### Quoted passage:
>>>

# GCSE Maths Unit 1 - Tree Diagram

##### December 16, 2015

**GCSE Maths – Tree Diagrams**

A tree diagram is a diagram that is used to help us see all possible outcomes of an event and then calculate their probabilities. Each branch in a tree diagram represents a possible outcome and to find the probability of that particular outcome we multiply together all the individual probabilities along that branch.

<<<

### Problems:
[a] In the tree diagrams text, reproduce word for word the stretch from "# GCSE Maths" through "along that branch.".
[b] Render this sentence from the tree diagrams text in Spanish: "A tree diagram is a diagram that is used to help us see all possible outcomes of an event and then calculate their probabilities."
Work only from the text above.

### Recorded data:
>>>

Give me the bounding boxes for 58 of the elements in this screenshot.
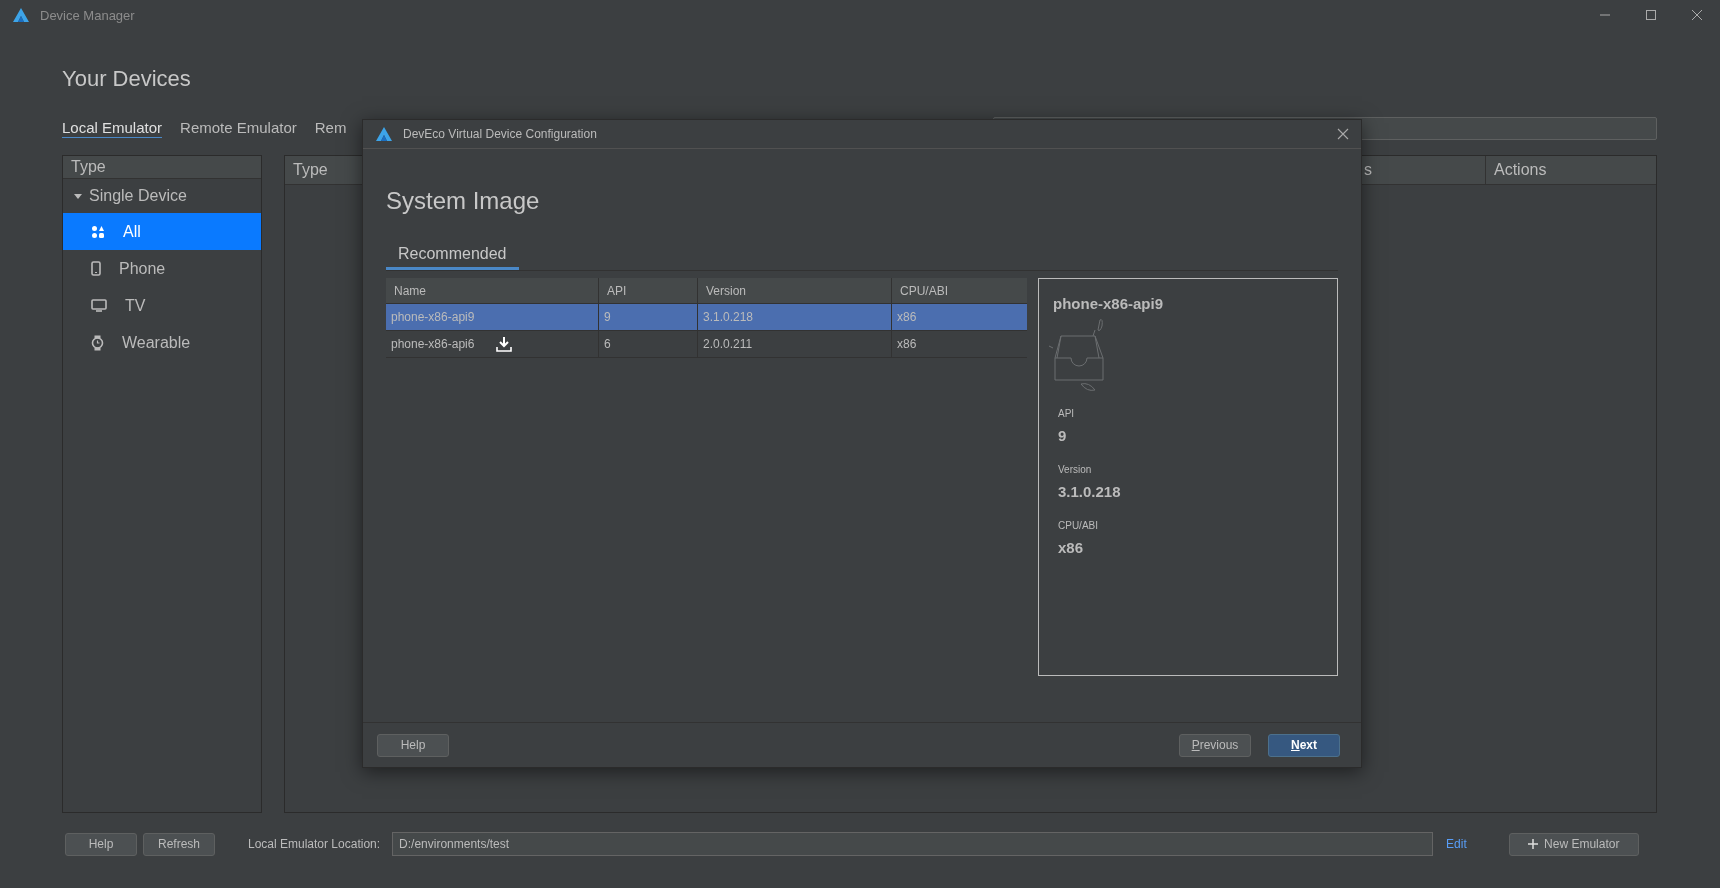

<<<

### Answers to the tasks:
[a]
# GCSE Maths Unit 1 - Tree Diagram

##### December 16, 2015

**GCSE Maths – Tree Diagrams**

A tree diagram is a diagram that is used to help us see all possible outcomes of an event and then calculate their probabilities. Each branch in a tree diagram represents a possible outcome and to find the probability of that particular outcome we multiply together all the individual probabilities along that branch.

[b] Un diagrama de árbol es un diagrama que se utiliza para ayudarnos a ver todos los resultados posibles de un suceso y luego calcular sus probabilidades.